*EXERCISE TASK A*:
Print the stretch of the forum thread on living in Saigon from "Unfortunately, in Saigon" through "few weeks ago.".

*TEXT SEGMENT*:
---+---

Unfortunately, in Saigon - we get a lot of the BroPackers and they tend to all
convene in the Backpacker Area, Bui Vien.

I also have local friends.

I did a motorbike trip with my local friend to the Southern Vietnamese city of
My Tho in the Mekong Delta a few weeks ago.

Quite normal to have local friends.

------
jawngee
I'm living in Saigon and I've been living here as a "digital nomad" for the
last five years.

The visa situation kind of sucks because it's a constantly moving target,
though to be fair _everything_ here is a moving target law wise. The
government here can't make up their mind about anything.

He's right that the basics of living here are cheaper, but some things are
ridiculously more expensive. And the longer you live here, the more that
becomes apparent. My living expenses are around $3,000 a month, but I also
have a baby and a wife. I live in a relatively high rent district (district 7)
in a huge apartment.

---+---

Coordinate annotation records
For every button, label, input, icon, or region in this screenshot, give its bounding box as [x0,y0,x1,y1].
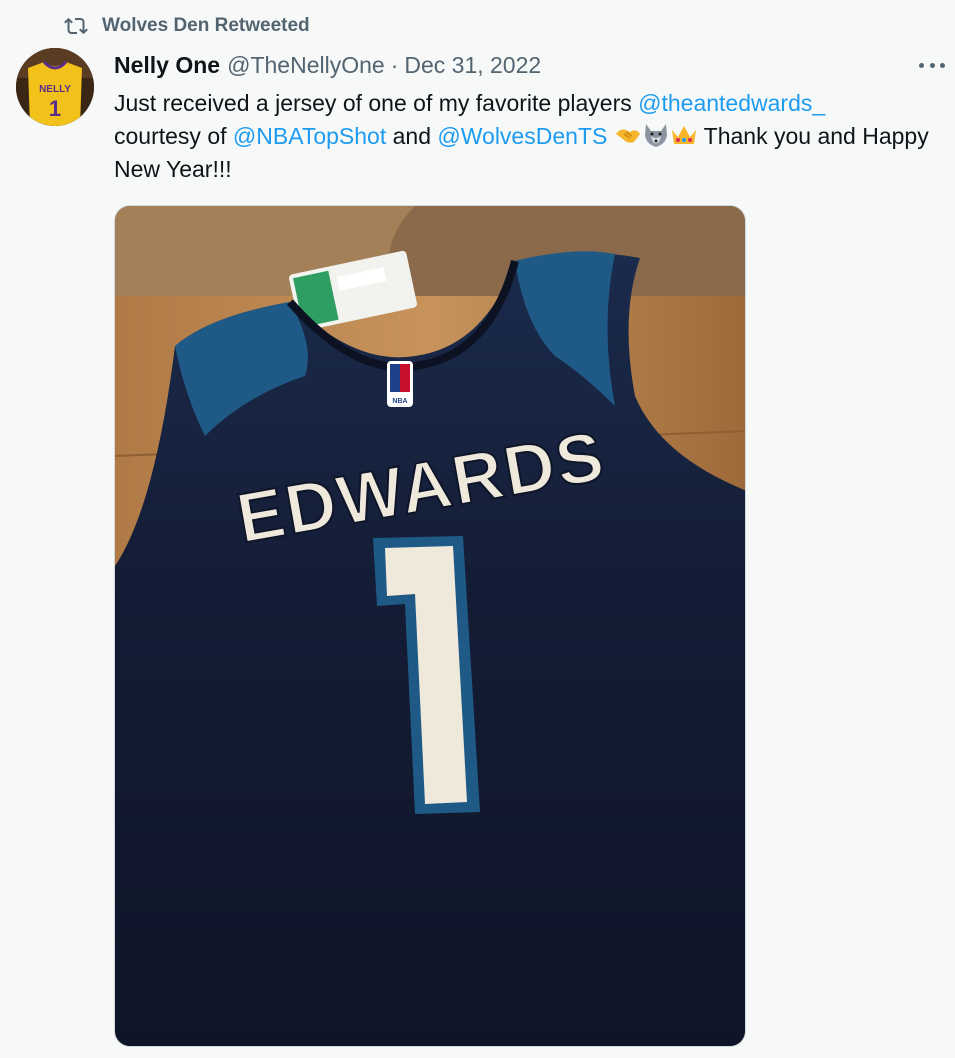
tweet-header: Nelly One @TheNellyOne · Dec 31, 2022 [114,52,541,79]
author-handle[interactable]: @TheNellyOne [227,52,385,79]
crown-emoji [671,126,696,144]
tweet-date[interactable]: Dec 31, 2022 [404,52,541,79]
avatar[interactable]: NELLY 1 [16,48,94,126]
avatar-jersey-number: 1 [49,96,61,121]
retweet-label: Wolves Den Retweeted [102,15,310,36]
nba-logo: NBA [387,361,413,407]
header-separator: · [390,52,399,78]
tweet-text-part: Just received a jersey of one of my favo… [114,90,639,116]
nba-logo-text: NBA [392,398,407,405]
tweet-photo[interactable]: NBA EDWARDS [114,205,746,1047]
handshake-emoji [615,129,640,143]
retweet-icon [64,17,88,35]
mention-link[interactable]: @WolvesDenTS [437,123,607,149]
more-options-icon[interactable] [919,58,945,72]
author-display-name[interactable]: Nelly One [114,52,220,79]
avatar-jersey-name: NELLY [39,84,71,95]
tweet-text-part: courtesy of [114,123,233,149]
retweet-context[interactable]: Wolves Den Retweeted [64,14,310,38]
wolf-emoji [644,124,667,147]
tweet-text: Just received a jersey of one of my favo… [114,87,934,186]
mention-link[interactable]: @NBATopShot [233,123,386,149]
tweet-text-part: and [386,123,438,149]
mention-link[interactable]: @theantedwards_ [638,90,825,116]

---+---

*EXERCISE TASK B*:
Output the stretch of the records from the line containing "tweet-header: Nelly One" through the line containing "nba-logo: NBA [387,361,413,407]", with no changes.

*TASK ANSWER A*:
Unfortunately, in Saigon - we get a lot of the BroPackers and they tend to all
convene in the Backpacker Area, Bui Vien.

I also have local friends.

I did a motorbike trip with my local friend to the Southern Vietnamese city of
My Tho in the Mekong Delta a few weeks ago.

*TASK ANSWER B*:
tweet-header: Nelly One @TheNellyOne · Dec 31, 2022 [114,52,541,79]
author-handle[interactable]: @TheNellyOne [227,52,385,79]
crown-emoji [671,126,696,144]
tweet-date[interactable]: Dec 31, 2022 [404,52,541,79]
avatar[interactable]: NELLY 1 [16,48,94,126]
avatar-jersey-number: 1 [49,96,61,121]
retweet-label: Wolves Den Retweeted [102,15,310,36]
nba-logo: NBA [387,361,413,407]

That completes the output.